Goal
Pictures do not belong in the copy; restate the records below word for word.

Entries from a visual dataset
::::::

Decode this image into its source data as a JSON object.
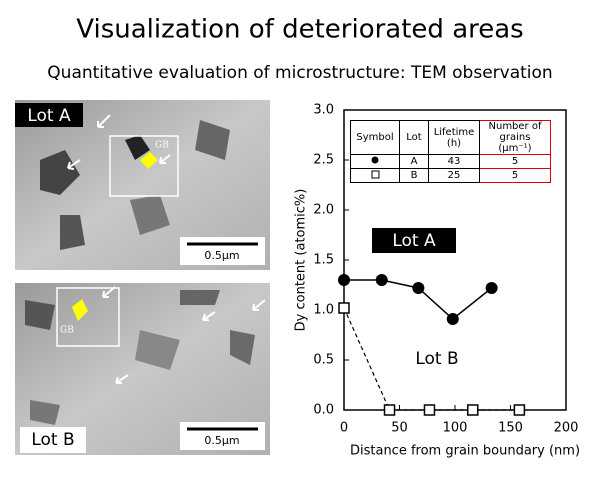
{
  "title": "Visualization of deteriorated areas",
  "subtitle": "Quantitative evaluation of microstructure: TEM observation",
  "images": [
    {
      "label": "Lot A",
      "scale": "0.5µm",
      "gb": "GB"
    },
    {
      "label": "Lot B",
      "scale": "0.5µm",
      "gb": "GB"
    }
  ],
  "chart_data": {
    "type": "line",
    "xlabel": "Distance from grain boundary (nm)",
    "ylabel": "Dy content (atomic%)",
    "xlim": [
      0,
      200
    ],
    "xticks": [
      0,
      50,
      100,
      150,
      200
    ],
    "ylim": [
      0,
      3
    ],
    "yticks": [
      {
        "value": 0,
        "label": "0.0"
      },
      {
        "value": 0.5,
        "label": "0.5"
      },
      {
        "value": 1,
        "label": "1.0"
      },
      {
        "value": 1.5,
        "label": "1.5"
      },
      {
        "value": 2,
        "label": "2.0"
      },
      {
        "value": 2.5,
        "label": "2.5"
      },
      {
        "value": 3,
        "label": "3.0"
      }
    ],
    "series": [
      {
        "name": "Lot A",
        "color": "#000000",
        "marker": "circle",
        "linestyle": "solid",
        "x": [
          0,
          34,
          67,
          98,
          133
        ],
        "values": [
          1.3,
          1.3,
          1.22,
          0.91,
          1.22
        ]
      },
      {
        "name": "Lot B",
        "color": "#000000",
        "marker": "square",
        "linestyle": "dashed",
        "x": [
          0,
          41,
          77,
          116,
          158
        ],
        "values": [
          1.02,
          0,
          0,
          0,
          0
        ]
      }
    ],
    "table": {
      "headers": [
        "Symbol",
        "Lot",
        "Lifetime (h)",
        "Number of grains (µm⁻¹)"
      ],
      "rows": [
        [
          "A",
          "43",
          "5"
        ],
        [
          "B",
          "25",
          "5"
        ]
      ]
    }
  }
}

::::::

Result of this exercise
Decode this image into its source data as a JSON object.
{
  "title": "Visualization of deteriorated areas",
  "subtitle": "Quantitative evaluation of microstructure: TEM observation",
  "images": [
    {
      "label": "Lot A",
      "scale": "0.5µm",
      "gb": "GB"
    },
    {
      "label": "Lot B",
      "scale": "0.5µm",
      "gb": "GB"
    }
  ],
  "chart_data": {
    "type": "line",
    "xlabel": "Distance from grain boundary (nm)",
    "ylabel": "Dy content (atomic%)",
    "xlim": [
      0,
      200
    ],
    "xticks": [
      0,
      50,
      100,
      150,
      200
    ],
    "ylim": [
      0,
      3
    ],
    "yticks": [
      {
        "value": 0,
        "label": "0.0"
      },
      {
        "value": 0.5,
        "label": "0.5"
      },
      {
        "value": 1,
        "label": "1.0"
      },
      {
        "value": 1.5,
        "label": "1.5"
      },
      {
        "value": 2,
        "label": "2.0"
      },
      {
        "value": 2.5,
        "label": "2.5"
      },
      {
        "value": 3,
        "label": "3.0"
      }
    ],
    "series": [
      {
        "name": "Lot A",
        "color": "#000000",
        "marker": "circle",
        "linestyle": "solid",
        "x": [
          0,
          34,
          67,
          98,
          133
        ],
        "values": [
          1.3,
          1.3,
          1.22,
          0.91,
          1.22
        ]
      },
      {
        "name": "Lot B",
        "color": "#000000",
        "marker": "square",
        "linestyle": "dashed",
        "x": [
          0,
          41,
          77,
          116,
          158
        ],
        "values": [
          1.02,
          0,
          0,
          0,
          0
        ]
      }
    ],
    "table": {
      "headers": [
        "Symbol",
        "Lot",
        "Lifetime (h)",
        "Number of grains (µm⁻¹)"
      ],
      "rows": [
        [
          "A",
          "43",
          "5"
        ],
        [
          "B",
          "25",
          "5"
        ]
      ]
    }
  }
}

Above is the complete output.